__Written task__:
Without altering anything, repeat each of the records.

'''

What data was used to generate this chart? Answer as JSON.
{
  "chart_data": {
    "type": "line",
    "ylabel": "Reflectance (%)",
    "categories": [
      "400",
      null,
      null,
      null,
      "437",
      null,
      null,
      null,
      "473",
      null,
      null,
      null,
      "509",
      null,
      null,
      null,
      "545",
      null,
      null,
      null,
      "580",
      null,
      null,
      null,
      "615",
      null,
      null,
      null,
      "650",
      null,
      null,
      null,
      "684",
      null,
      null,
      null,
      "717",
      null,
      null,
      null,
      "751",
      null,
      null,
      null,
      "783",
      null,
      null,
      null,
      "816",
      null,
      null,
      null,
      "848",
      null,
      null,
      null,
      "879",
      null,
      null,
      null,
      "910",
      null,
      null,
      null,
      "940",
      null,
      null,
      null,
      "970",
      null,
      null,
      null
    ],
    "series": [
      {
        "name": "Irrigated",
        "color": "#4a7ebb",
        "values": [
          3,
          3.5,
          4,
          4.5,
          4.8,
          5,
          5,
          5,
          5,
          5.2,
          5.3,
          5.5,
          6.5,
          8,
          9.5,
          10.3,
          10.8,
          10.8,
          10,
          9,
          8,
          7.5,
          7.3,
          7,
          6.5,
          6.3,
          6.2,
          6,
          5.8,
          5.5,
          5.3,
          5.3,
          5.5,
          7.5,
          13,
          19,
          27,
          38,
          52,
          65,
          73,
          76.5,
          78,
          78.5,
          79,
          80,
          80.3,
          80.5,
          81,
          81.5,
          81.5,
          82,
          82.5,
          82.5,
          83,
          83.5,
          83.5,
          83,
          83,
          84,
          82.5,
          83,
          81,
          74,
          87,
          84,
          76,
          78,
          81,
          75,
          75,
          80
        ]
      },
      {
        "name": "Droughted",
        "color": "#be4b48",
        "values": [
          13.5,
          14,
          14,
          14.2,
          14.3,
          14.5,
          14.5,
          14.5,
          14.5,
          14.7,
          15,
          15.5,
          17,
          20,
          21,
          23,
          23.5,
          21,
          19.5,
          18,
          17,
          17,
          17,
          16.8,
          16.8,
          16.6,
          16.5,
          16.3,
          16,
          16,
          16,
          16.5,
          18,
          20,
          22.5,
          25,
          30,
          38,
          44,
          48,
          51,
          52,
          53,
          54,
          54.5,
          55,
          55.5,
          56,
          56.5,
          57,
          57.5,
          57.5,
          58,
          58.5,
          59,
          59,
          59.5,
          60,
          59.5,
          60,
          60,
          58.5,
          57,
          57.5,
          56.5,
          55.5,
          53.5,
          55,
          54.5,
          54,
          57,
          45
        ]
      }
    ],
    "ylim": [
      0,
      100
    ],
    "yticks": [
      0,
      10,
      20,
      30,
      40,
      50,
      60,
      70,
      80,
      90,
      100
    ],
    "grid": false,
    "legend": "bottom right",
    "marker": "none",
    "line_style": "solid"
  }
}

'''

__Exercise output__:
What data was used to generate this chart? Answer as JSON.
{
  "chart_data": {
    "type": "line",
    "ylabel": "Reflectance (%)",
    "categories": [
      "400",
      null,
      null,
      null,
      "437",
      null,
      null,
      null,
      "473",
      null,
      null,
      null,
      "509",
      null,
      null,
      null,
      "545",
      null,
      null,
      null,
      "580",
      null,
      null,
      null,
      "615",
      null,
      null,
      null,
      "650",
      null,
      null,
      null,
      "684",
      null,
      null,
      null,
      "717",
      null,
      null,
      null,
      "751",
      null,
      null,
      null,
      "783",
      null,
      null,
      null,
      "816",
      null,
      null,
      null,
      "848",
      null,
      null,
      null,
      "879",
      null,
      null,
      null,
      "910",
      null,
      null,
      null,
      "940",
      null,
      null,
      null,
      "970",
      null,
      null,
      null
    ],
    "series": [
      {
        "name": "Irrigated",
        "color": "#4a7ebb",
        "values": [
          3,
          3.5,
          4,
          4.5,
          4.8,
          5,
          5,
          5,
          5,
          5.2,
          5.3,
          5.5,
          6.5,
          8,
          9.5,
          10.3,
          10.8,
          10.8,
          10,
          9,
          8,
          7.5,
          7.3,
          7,
          6.5,
          6.3,
          6.2,
          6,
          5.8,
          5.5,
          5.3,
          5.3,
          5.5,
          7.5,
          13,
          19,
          27,
          38,
          52,
          65,
          73,
          76.5,
          78,
          78.5,
          79,
          80,
          80.3,
          80.5,
          81,
          81.5,
          81.5,
          82,
          82.5,
          82.5,
          83,
          83.5,
          83.5,
          83,
          83,
          84,
          82.5,
          83,
          81,
          74,
          87,
          84,
          76,
          78,
          81,
          75,
          75,
          80
        ]
      },
      {
        "name": "Droughted",
        "color": "#be4b48",
        "values": [
          13.5,
          14,
          14,
          14.2,
          14.3,
          14.5,
          14.5,
          14.5,
          14.5,
          14.7,
          15,
          15.5,
          17,
          20,
          21,
          23,
          23.5,
          21,
          19.5,
          18,
          17,
          17,
          17,
          16.8,
          16.8,
          16.6,
          16.5,
          16.3,
          16,
          16,
          16,
          16.5,
          18,
          20,
          22.5,
          25,
          30,
          38,
          44,
          48,
          51,
          52,
          53,
          54,
          54.5,
          55,
          55.5,
          56,
          56.5,
          57,
          57.5,
          57.5,
          58,
          58.5,
          59,
          59,
          59.5,
          60,
          59.5,
          60,
          60,
          58.5,
          57,
          57.5,
          56.5,
          55.5,
          53.5,
          55,
          54.5,
          54,
          57,
          45
        ]
      }
    ],
    "ylim": [
      0,
      100
    ],
    "yticks": [
      0,
      10,
      20,
      30,
      40,
      50,
      60,
      70,
      80,
      90,
      100
    ],
    "grid": false,
    "legend": "bottom right",
    "marker": "none",
    "line_style": "solid"
  }
}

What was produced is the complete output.